**What the exercise asks:**
Find every line in the records below that holds the word "товаропроизводителя" and copy it.

**Data for this exercise:**
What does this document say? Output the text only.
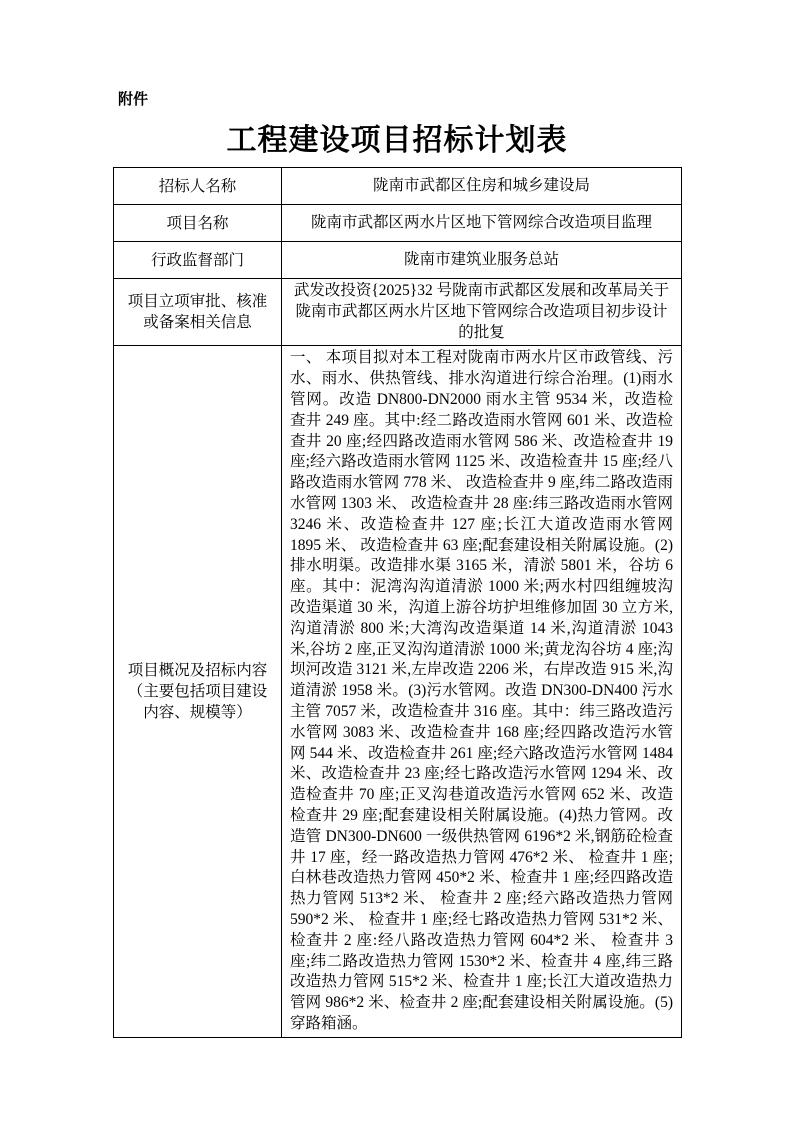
附件
工程建设项目招标计划表
招标人名称	陇南市武都区住房和城乡建设局
项目名称	陇南市武都区两水片区地下管网综合改造项目监理
行政监督部门	陇南市建筑业服务总站
项目立项审批、核准或备案相关信息	武发改投资{2025}32 号陇南市武都区发展和改革局关于陇南市武都区两水片区地下管网综合改造项目初步设计的批复
项目概况及招标内容（主要包括项目建设内容、规模等）	一、 本项目拟对本工程对陇南市两水片区市政管线、污水、雨水、供热管线、排水沟道进行综合治理。(1)雨水管网。改造 DN800-DN2000 雨水主管 9534 米，改造检查井 249 座。其中:经二路改造雨水管网 601 米、改造检查井 20 座;经四路改造雨水管网 586 米、改造检查井 19 座;经六路改造雨水管网 1125 米、改造检查井 15 座;经八路改造雨水管网 778 米、 改造检查井 9 座,纬二路改造雨水管网 1303 米、 改造检查井 28 座:纬三路改造雨水管网 3246 米、改造检查井 127 座;长江大道改造雨水管网 1895 米、 改造检查井 63 座;配套建设相关附属设施。(2)排水明渠。改造排水渠 3165 米，清淤 5801 米，谷坊 6 座。其中：泥湾沟沟道清淤 1000 米;两水村四组缠坡沟改造渠道 30 米，沟道上游谷坊护坦维修加固 30 立方米,沟道清淤 800 米;大湾沟改造渠道 14 米,沟道清淤 1043 米,谷坊 2 座,正叉沟沟道清淤 1000 米;黄龙沟谷坊 4 座;沟坝河改造 3121 米,左岸改造 2206 米，右岸改造 915 米,沟道清淤 1958 米。(3)污水管网。改造 DN300-DN400 污水主管 7057 米，改造检查井 316 座。其中：纬三路改造污水管网 3083 米、改造检查井 168 座;经四路改造污水管网 544 米、改造检查井 261 座;经六路改造污水管网 1484 米、改造检查井 23 座;经七路改造污水管网 1294 米、改造检查井 70 座;正叉沟巷道改造污水管网 652 米、改造检查井 29 座;配套建设相关附属设施。(4)热力管网。改造管 DN300-DN600 一级供热管网 6196*2 米,钢筋砼检查井 17 座，经一路改造热力管网 476*2 米、 检查井 1 座;白林巷改造热力管网 450*2 米、检查井 1 座;经四路改造热力管网 513*2 米、 检查井 2 座;经六路改造热力管网 590*2 米、 检查井 1 座;经七路改造热力管网 531*2 米、 检查井 2 座:经八路改造热力管网 604*2 米、 检查井 3 座;纬二路改造热力管网 1530*2 米、检查井 4 座,纬三路改造热力管网 515*2 米、检查井 1 座;长江大道改造热力管网 986*2 米、检查井 2 座;配套建设相关附属设施。(5)穿路箱涵。
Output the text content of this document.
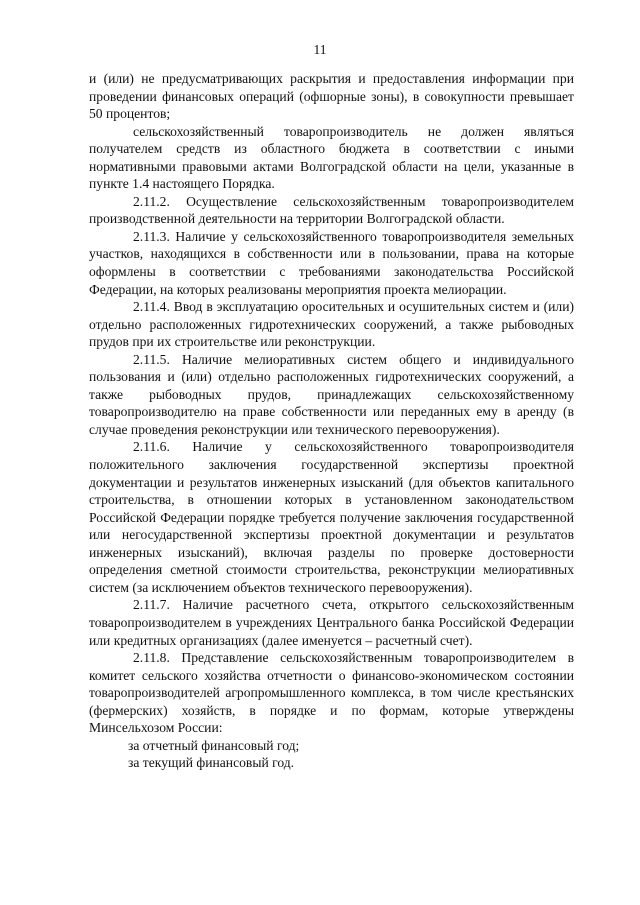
11

и (или) не предусматривающих раскрытия и предоставления информации при проведении финансовых операций (офшорные зоны), в совокупности превышает 50 процентов;

сельскохозяйственный товаропроизводитель не должен являться получателем средств из областного бюджета в соответствии с иными нормативными правовыми актами Волгоградской области на цели, указанные в пункте 1.4 настоящего Порядка.

2.11.2. Осуществление сельскохозяйственным товаропроизводителем производственной деятельности на территории Волгоградской области.

2.11.3. Наличие у сельскохозяйственного товаропроизводителя земельных участков, находящихся в собственности или в пользовании, права на которые оформлены в соответствии с требованиями законодательства Российской Федерации, на которых реализованы мероприятия проекта мелиорации.

2.11.4. Ввод в эксплуатацию оросительных и осушительных систем и (или) отдельно расположенных гидротехнических сооружений, а также рыбоводных прудов при их строительстве или реконструкции.

2.11.5. Наличие мелиоративных систем общего и индивидуального пользования и (или) отдельно расположенных гидротехнических сооружений, а также рыбоводных прудов, принадлежащих сельскохозяйственному товаропроизводителю на праве собственности или переданных ему в аренду (в случае проведения реконструкции или технического перевооружения).

2.11.6. Наличие у сельскохозяйственного товаропроизводителя положительного заключения государственной экспертизы проектной документации и результатов инженерных изысканий (для объектов капитального строительства, в отношении которых в установленном законодательством Российской Федерации порядке требуется получение заключения государственной или негосударственной экспертизы проектной документации и результатов инженерных изысканий), включая разделы по проверке достоверности определения сметной стоимости строительства, реконструкции мелиоративных систем (за исключением объектов технического перевооружения).

2.11.7. Наличие расчетного счета, открытого сельскохозяйственным товаропроизводителем в учреждениях Центрального банка Российской Федерации или кредитных организациях (далее именуется – расчетный счет).

2.11.8. Представление сельскохозяйственным товаропроизводителем в комитет сельского хозяйства отчетности о финансово-экономическом состоянии товаропроизводителей агропромышленного комплекса, в том числе крестьянских (фермерских) хозяйств, в порядке и по формам, которые утверждены Минсельхозом России:

за отчетный финансовый год;

за текущий финансовый год.
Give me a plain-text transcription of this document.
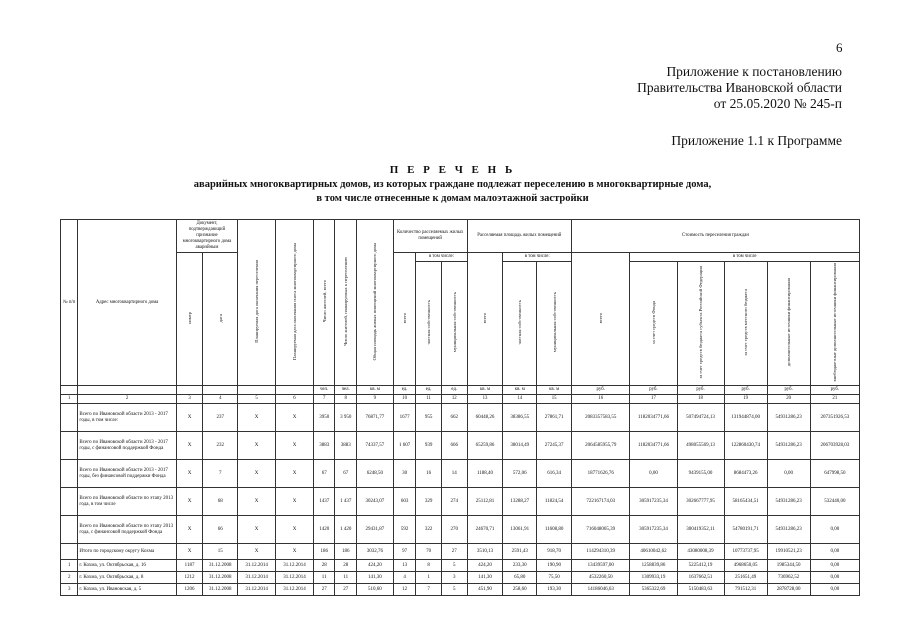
6
Приложение к постановлению
Правительства Ивановской области
от 25.05.2020 № 245-п
Приложение 1.1 к Программе
П Е Р Е Ч Е Н Ь
аварийных многоквартирных домов, из которых граждане подлежат переселению в многоквартирные дома,
в том числе отнесенные к домам малоэтажной застройки
№ п/п	Адрес многоквартирного дома	Документ, подтверждающий признание многоквартирного дома аварийным		Планируемая дата окончания переселения	Планируемая дата окончания сноса многоквартирного дома	Число жителей, всего	Число жителей, планируемых к переселению	Общая площадь жилых помещений многоквартирного дома	Количество расселяемых жилых помещений			Расселяемая площадь жилых помещений			Стоимость переселения граждан					
		номер	дата						всего	в том числе:		всего	в том числе:		всего	в том числе				
										частная собственность	муниципальная собственность		частная собственность	муниципальная собственность		за счет средств Фонда	за счет средств бюджета субъекта Российской Федерации	за счет средств местного бюджета	дополнительные источники финансирования	внебюджетные дополнительные источники финансирования
						чел.	чел.	кв. м	ед.	ед.	ед.	кв. м	кв. м	кв. м	руб.	руб.	руб.	руб.	руб.	руб.
1	2	3	4	5	6	7	8	9	10	11	12	13	14	15	16	17	18	19	20	21
	Всего по Ивановской области 2013 - 2017 годы, в том числе:	Х	237	Х	Х	3950	3 950	76871,77	1677	955	662	60448,26	38386,55	27861,71	2083357583,55	1182034771,66	507494724,13	131944874,00	54931286,23	207351926,53
	Всего по Ивановской области 2013 - 2017 годы, с финансовой поддержкой Фонда	Х	232	Х	Х	3883	3883	74337,57	1 607	939	666	65259,86	38014,49	27245,37	2064585955,79	1182034771,66	498055569,13	122860430,74	54931286,23	206703928,03
	Всего по Ивановской области 2013 - 2017 годы, без финансовой поддержки Фонда	Х	7	Х	Х	67	67	6248,50	30	16	14	1188,40	572,06	616,34	18771626,76	0,00	9439155,00	8684473,26	0,00	647998,50
	Всего по Ивановской области по этапу 2013 года, в том числе	Х	68	Х	Х	1437	1 437	30243,07	603	329	274	25112,81	13288,27	11824,54	722167174,03	305917235,34	302667777,95	58165434,51	54931286,23	532440,00
	Всего по Ивановской области по этапу 2013 года, с финансовой поддержкой Фонда	Х	66	Х	Х	1420	1 420	29431,87	592	322	270	24670,71	13061,91	11608,80	716048065,39	305917235,34	300419352,11	54780191,71	54931286,23	0,00
	Итого по городскому округу Кохма	Х	15	Х	Х	186	186	3032,76	97	70	27	3510,13	2591,43	918,70	114294310,39	40610042,62	43080008,39	10773737,95	19910521,23	0,00
1	г. Кохма, ул. Октябрьская, д. 16	1187	31.12.2008	31.12.2014	31.12.2014	28	28	424,20	13	8	5	424,20	233,30	190,90	13439597,00	1258839,86	5225412,19	4968650,05	1985344,50	0,00
2	г. Кохма, ул. Октябрьская, д. 8	1212	31.12.2008	31.12.2014	31.12.2014	11	11	141,30	4	1	3	141,30	65,80	75,50	4532260,50	1309933,19	1637662,51	251651,49	736962,52	0,00
3	г. Кохма, ул. Ивановская, д. 5	1206	31.12.2008	31.12.2014	31.12.2014	27	27	510,60	12	7	5	451,90	258,60	193,30	14186046,63	5365322,69	5150483,63	791512,31	2878728,00	0,00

**Written response:**
2.11.3. Наличие у сельскохозяйственного товаропроизводителя земельных участков, находящихся в собственности или в пользовании, права на которые оформлены в соответствии с требованиями законодательства Российской Федерации, на которых реализованы мероприятия проекта мелиорации.
2.11.6. Наличие у сельскохозяйственного товаропроизводителя положительного заключения государственной экспертизы проектной документации и результатов инженерных изысканий (для объектов капитального строительства, в отношении которых в установленном законодательством Российской Федерации порядке требуется получение заключения государственной или негосударственной экспертизы проектной документации и результатов инженерных изысканий), включая разделы по проверке достоверности определения сметной стоимости строительства, реконструкции мелиоративных систем (за исключением объектов технического перевооружения).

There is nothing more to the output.